**Exercise task:**
Find the word "пациентов" in the data. Return every line where it appears.

(Entries from a dataset)

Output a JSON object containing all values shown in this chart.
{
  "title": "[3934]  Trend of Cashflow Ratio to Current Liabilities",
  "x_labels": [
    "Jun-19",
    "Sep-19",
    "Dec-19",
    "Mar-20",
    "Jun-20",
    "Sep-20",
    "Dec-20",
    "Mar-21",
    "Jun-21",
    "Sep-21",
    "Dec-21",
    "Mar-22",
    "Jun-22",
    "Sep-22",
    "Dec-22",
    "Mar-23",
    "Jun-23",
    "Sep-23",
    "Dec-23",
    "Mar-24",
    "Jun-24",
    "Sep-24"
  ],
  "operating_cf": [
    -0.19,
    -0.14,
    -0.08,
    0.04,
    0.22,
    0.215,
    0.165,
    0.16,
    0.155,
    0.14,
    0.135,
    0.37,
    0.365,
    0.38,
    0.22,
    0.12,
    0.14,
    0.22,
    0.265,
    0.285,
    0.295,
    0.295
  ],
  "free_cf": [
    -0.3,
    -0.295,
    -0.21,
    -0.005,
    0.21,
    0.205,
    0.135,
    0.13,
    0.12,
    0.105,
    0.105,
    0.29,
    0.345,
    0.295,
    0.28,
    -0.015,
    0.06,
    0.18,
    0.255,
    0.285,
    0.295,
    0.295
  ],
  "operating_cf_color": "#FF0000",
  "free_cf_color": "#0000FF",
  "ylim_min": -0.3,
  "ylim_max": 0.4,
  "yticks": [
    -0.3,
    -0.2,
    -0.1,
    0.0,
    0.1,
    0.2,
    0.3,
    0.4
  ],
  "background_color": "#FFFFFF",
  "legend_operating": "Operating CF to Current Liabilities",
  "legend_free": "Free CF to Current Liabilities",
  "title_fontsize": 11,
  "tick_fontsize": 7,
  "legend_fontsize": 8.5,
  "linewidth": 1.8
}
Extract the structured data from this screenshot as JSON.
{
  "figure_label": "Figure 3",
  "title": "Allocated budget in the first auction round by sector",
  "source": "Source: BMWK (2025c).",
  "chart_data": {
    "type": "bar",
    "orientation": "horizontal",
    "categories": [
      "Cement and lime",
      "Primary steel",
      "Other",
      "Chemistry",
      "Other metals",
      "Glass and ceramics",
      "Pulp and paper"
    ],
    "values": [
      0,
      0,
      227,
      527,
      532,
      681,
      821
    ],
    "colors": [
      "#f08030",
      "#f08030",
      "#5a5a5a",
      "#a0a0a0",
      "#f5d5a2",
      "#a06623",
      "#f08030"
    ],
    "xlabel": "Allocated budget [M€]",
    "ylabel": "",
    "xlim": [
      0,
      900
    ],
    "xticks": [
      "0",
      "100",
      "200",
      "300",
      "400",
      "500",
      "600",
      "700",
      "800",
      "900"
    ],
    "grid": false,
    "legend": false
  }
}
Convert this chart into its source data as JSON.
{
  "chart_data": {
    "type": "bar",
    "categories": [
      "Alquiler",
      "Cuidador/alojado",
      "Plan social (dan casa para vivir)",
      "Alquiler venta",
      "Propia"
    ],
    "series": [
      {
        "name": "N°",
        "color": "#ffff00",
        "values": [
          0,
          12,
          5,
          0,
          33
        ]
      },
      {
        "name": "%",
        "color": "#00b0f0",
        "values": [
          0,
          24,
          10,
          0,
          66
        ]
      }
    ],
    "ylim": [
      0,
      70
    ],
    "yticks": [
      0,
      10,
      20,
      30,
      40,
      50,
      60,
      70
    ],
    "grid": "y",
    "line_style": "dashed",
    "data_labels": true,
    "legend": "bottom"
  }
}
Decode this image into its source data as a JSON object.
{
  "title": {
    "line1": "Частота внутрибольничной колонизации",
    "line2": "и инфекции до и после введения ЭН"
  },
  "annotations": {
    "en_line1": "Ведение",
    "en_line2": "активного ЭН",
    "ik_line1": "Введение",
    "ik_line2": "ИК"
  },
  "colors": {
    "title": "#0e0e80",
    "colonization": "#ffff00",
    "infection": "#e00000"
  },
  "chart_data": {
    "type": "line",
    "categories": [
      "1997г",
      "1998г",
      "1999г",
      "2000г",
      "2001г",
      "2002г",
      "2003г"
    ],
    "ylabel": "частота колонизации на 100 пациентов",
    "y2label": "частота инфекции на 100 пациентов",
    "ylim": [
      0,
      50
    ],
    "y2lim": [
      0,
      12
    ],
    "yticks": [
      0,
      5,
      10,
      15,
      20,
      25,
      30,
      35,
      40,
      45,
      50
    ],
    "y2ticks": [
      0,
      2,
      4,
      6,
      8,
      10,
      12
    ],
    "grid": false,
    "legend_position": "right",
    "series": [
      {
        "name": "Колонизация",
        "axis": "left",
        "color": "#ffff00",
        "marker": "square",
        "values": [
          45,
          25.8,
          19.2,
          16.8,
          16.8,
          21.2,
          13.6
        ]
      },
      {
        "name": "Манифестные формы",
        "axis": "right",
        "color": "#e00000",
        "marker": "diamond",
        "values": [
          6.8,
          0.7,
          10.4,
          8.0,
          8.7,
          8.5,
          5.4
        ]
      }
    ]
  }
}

**Answer to this problem:**
    "ylabel": "частота колонизации на 100 пациентов",
    "y2label": "частота инфекции на 100 пациентов",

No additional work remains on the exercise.